══ Data supplied

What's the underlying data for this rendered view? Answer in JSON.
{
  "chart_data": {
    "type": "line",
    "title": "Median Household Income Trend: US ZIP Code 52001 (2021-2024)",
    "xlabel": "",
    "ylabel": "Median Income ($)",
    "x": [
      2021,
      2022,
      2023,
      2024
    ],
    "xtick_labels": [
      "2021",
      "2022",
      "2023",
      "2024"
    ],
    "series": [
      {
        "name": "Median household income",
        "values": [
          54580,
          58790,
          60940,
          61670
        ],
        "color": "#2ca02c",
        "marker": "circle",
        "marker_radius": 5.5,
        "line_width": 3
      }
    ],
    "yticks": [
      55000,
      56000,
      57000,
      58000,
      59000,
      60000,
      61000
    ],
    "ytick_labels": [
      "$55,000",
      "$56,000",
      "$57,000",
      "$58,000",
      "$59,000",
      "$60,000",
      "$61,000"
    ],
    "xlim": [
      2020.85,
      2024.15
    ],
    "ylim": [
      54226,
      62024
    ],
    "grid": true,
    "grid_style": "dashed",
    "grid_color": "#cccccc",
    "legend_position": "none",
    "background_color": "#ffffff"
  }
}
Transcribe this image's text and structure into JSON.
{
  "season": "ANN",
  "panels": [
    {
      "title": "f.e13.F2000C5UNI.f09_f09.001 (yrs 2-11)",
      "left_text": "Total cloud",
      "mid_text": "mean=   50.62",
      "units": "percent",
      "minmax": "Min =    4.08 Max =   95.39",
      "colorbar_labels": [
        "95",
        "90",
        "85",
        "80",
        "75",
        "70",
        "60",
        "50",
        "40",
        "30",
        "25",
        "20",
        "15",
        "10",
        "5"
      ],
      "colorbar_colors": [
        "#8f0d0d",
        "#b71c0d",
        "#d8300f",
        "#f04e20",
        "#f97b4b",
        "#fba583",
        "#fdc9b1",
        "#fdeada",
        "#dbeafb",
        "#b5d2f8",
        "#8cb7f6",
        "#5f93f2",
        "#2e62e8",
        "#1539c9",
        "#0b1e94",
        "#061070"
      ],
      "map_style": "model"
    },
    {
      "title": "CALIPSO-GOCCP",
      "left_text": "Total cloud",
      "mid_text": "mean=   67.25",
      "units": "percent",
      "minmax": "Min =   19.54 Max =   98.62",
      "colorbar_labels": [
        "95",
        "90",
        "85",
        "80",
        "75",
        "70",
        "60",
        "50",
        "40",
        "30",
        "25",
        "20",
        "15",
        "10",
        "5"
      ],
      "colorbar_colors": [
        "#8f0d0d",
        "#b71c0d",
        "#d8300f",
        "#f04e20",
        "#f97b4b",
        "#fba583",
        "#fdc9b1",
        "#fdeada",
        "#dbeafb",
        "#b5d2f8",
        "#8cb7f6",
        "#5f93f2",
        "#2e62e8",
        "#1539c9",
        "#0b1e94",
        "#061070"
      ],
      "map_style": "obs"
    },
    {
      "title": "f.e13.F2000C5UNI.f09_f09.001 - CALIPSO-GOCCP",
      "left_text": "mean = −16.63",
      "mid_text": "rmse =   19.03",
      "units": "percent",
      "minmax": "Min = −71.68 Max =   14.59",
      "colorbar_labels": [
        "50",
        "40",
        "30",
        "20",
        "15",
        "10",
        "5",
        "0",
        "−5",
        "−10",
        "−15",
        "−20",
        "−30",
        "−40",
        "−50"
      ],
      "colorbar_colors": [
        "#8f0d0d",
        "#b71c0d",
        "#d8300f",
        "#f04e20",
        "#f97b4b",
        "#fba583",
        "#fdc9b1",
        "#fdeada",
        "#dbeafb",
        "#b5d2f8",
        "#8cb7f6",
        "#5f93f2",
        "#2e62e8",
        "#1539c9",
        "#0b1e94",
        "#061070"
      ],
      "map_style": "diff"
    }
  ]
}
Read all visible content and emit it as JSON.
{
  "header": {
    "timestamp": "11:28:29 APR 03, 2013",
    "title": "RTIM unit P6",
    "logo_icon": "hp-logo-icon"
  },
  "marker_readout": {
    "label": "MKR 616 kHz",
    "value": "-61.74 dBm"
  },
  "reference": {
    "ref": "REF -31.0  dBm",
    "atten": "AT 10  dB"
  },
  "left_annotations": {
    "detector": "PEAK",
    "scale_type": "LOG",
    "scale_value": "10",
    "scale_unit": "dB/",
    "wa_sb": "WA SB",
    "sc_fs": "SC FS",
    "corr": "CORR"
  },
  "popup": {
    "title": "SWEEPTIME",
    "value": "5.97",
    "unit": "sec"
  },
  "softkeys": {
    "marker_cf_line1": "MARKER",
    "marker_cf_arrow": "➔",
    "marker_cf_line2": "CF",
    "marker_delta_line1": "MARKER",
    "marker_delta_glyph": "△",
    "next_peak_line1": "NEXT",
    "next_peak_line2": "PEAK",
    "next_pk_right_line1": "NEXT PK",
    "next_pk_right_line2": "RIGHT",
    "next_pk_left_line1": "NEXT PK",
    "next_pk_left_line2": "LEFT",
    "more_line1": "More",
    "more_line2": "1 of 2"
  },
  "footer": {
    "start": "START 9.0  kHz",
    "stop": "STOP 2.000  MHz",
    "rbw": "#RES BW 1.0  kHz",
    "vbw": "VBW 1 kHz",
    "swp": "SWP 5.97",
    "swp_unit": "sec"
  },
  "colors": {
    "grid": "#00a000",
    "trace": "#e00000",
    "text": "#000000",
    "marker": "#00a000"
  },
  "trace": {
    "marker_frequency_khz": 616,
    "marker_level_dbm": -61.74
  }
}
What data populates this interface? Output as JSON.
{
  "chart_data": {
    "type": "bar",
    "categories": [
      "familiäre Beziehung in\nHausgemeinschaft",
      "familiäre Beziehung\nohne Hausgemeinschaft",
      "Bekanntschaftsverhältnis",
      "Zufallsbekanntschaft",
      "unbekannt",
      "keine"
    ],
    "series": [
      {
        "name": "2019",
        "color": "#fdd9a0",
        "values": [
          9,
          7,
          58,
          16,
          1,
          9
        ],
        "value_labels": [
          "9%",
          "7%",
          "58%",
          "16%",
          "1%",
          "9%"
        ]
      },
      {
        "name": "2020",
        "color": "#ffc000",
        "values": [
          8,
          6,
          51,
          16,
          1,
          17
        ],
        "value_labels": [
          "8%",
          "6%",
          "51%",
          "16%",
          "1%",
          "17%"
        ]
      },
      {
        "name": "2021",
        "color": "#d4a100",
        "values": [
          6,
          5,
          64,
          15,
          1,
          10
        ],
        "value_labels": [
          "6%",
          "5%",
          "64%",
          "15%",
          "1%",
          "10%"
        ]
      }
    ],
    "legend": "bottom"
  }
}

════

Written exercise: In this exercise, repeat all entries exactly.

Exercise answer:
What's the underlying data for this rendered view? Answer in JSON.
{
  "chart_data": {
    "type": "line",
    "title": "Median Household Income Trend: US ZIP Code 52001 (2021-2024)",
    "xlabel": "",
    "ylabel": "Median Income ($)",
    "x": [
      2021,
      2022,
      2023,
      2024
    ],
    "xtick_labels": [
      "2021",
      "2022",
      "2023",
      "2024"
    ],
    "series": [
      {
        "name": "Median household income",
        "values": [
          54580,
          58790,
          60940,
          61670
        ],
        "color": "#2ca02c",
        "marker": "circle",
        "marker_radius": 5.5,
        "line_width": 3
      }
    ],
    "yticks": [
      55000,
      56000,
      57000,
      58000,
      59000,
      60000,
      61000
    ],
    "ytick_labels": [
      "$55,000",
      "$56,000",
      "$57,000",
      "$58,000",
      "$59,000",
      "$60,000",
      "$61,000"
    ],
    "xlim": [
      2020.85,
      2024.15
    ],
    "ylim": [
      54226,
      62024
    ],
    "grid": true,
    "grid_style": "dashed",
    "grid_color": "#cccccc",
    "legend_position": "none",
    "background_color": "#ffffff"
  }
}
Transcribe this image's text and structure into JSON.
{
  "season": "ANN",
  "panels": [
    {
      "title": "f.e13.F2000C5UNI.f09_f09.001 (yrs 2-11)",
      "left_text": "Total cloud",
      "mid_text": "mean=   50.62",
      "units": "percent",
      "minmax": "Min =    4.08 Max =   95.39",
      "colorbar_labels": [
        "95",
        "90",
        "85",
        "80",
        "75",
        "70",
        "60",
        "50",
        "40",
        "30",
        "25",
        "20",
        "15",
        "10",
        "5"
      ],
      "colorbar_colors": [
        "#8f0d0d",
        "#b71c0d",
        "#d8300f",
        "#f04e20",
        "#f97b4b",
        "#fba583",
        "#fdc9b1",
        "#fdeada",
        "#dbeafb",
        "#b5d2f8",
        "#8cb7f6",
        "#5f93f2",
        "#2e62e8",
        "#1539c9",
        "#0b1e94",
        "#061070"
      ],
      "map_style": "model"
    },
    {
      "title": "CALIPSO-GOCCP",
      "left_text": "Total cloud",
      "mid_text": "mean=   67.25",
      "units": "percent",
      "minmax": "Min =   19.54 Max =   98.62",
      "colorbar_labels": [
        "95",
        "90",
        "85",
        "80",
        "75",
        "70",
        "60",
        "50",
        "40",
        "30",
        "25",
        "20",
        "15",
        "10",
        "5"
      ],
      "colorbar_colors": [
        "#8f0d0d",
        "#b71c0d",
        "#d8300f",
        "#f04e20",
        "#f97b4b",
        "#fba583",
        "#fdc9b1",
        "#fdeada",
        "#dbeafb",
        "#b5d2f8",
        "#8cb7f6",
        "#5f93f2",
        "#2e62e8",
        "#1539c9",
        "#0b1e94",
        "#061070"
      ],
      "map_style": "obs"
    },
    {
      "title": "f.e13.F2000C5UNI.f09_f09.001 - CALIPSO-GOCCP",
      "left_text": "mean = −16.63",
      "mid_text": "rmse =   19.03",
      "units": "percent",
      "minmax": "Min = −71.68 Max =   14.59",
      "colorbar_labels": [
        "50",
        "40",
        "30",
        "20",
        "15",
        "10",
        "5",
        "0",
        "−5",
        "−10",
        "−15",
        "−20",
        "−30",
        "−40",
        "−50"
      ],
      "colorbar_colors": [
        "#8f0d0d",
        "#b71c0d",
        "#d8300f",
        "#f04e20",
        "#f97b4b",
        "#fba583",
        "#fdc9b1",
        "#fdeada",
        "#dbeafb",
        "#b5d2f8",
        "#8cb7f6",
        "#5f93f2",
        "#2e62e8",
        "#1539c9",
        "#0b1e94",
        "#061070"
      ],
      "map_style": "diff"
    }
  ]
}
Read all visible content and emit it as JSON.
{
  "header": {
    "timestamp": "11:28:29 APR 03, 2013",
    "title": "RTIM unit P6",
    "logo_icon": "hp-logo-icon"
  },
  "marker_readout": {
    "label": "MKR 616 kHz",
    "value": "-61.74 dBm"
  },
  "reference": {
    "ref": "REF -31.0  dBm",
    "atten": "AT 10  dB"
  },
  "left_annotations": {
    "detector": "PEAK",
    "scale_type": "LOG",
    "scale_value": "10",
    "scale_unit": "dB/",
    "wa_sb": "WA SB",
    "sc_fs": "SC FS",
    "corr": "CORR"
  },
  "popup": {
    "title": "SWEEPTIME",
    "value": "5.97",
    "unit": "sec"
  },
  "softkeys": {
    "marker_cf_line1": "MARKER",
    "marker_cf_arrow": "➔",
    "marker_cf_line2": "CF",
    "marker_delta_line1": "MARKER",
    "marker_delta_glyph": "△",
    "next_peak_line1": "NEXT",
    "next_peak_line2": "PEAK",
    "next_pk_right_line1": "NEXT PK",
    "next_pk_right_line2": "RIGHT",
    "next_pk_left_line1": "NEXT PK",
    "next_pk_left_line2": "LEFT",
    "more_line1": "More",
    "more_line2": "1 of 2"
  },
  "footer": {
    "start": "START 9.0  kHz",
    "stop": "STOP 2.000  MHz",
    "rbw": "#RES BW 1.0  kHz",
    "vbw": "VBW 1 kHz",
    "swp": "SWP 5.97",
    "swp_unit": "sec"
  },
  "colors": {
    "grid": "#00a000",
    "trace": "#e00000",
    "text": "#000000",
    "marker": "#00a000"
  },
  "trace": {
    "marker_frequency_khz": 616,
    "marker_level_dbm": -61.74
  }
}
What data populates this interface? Output as JSON.
{
  "chart_data": {
    "type": "bar",
    "categories": [
      "familiäre Beziehung in\nHausgemeinschaft",
      "familiäre Beziehung\nohne Hausgemeinschaft",
      "Bekanntschaftsverhältnis",
      "Zufallsbekanntschaft",
      "unbekannt",
      "keine"
    ],
    "series": [
      {
        "name": "2019",
        "color": "#fdd9a0",
        "values": [
          9,
          7,
          58,
          16,
          1,
          9
        ],
        "value_labels": [
          "9%",
          "7%",
          "58%",
          "16%",
          "1%",
          "9%"
        ]
      },
      {
        "name": "2020",
        "color": "#ffc000",
        "values": [
          8,
          6,
          51,
          16,
          1,
          17
        ],
        "value_labels": [
          "8%",
          "6%",
          "51%",
          "16%",
          "1%",
          "17%"
        ]
      },
      {
        "name": "2021",
        "color": "#d4a100",
        "values": [
          6,
          5,
          64,
          15,
          1,
          10
        ],
        "value_labels": [
          "6%",
          "5%",
          "64%",
          "15%",
          "1%",
          "10%"
        ]
      }
    ],
    "legend": "bottom"
  }
}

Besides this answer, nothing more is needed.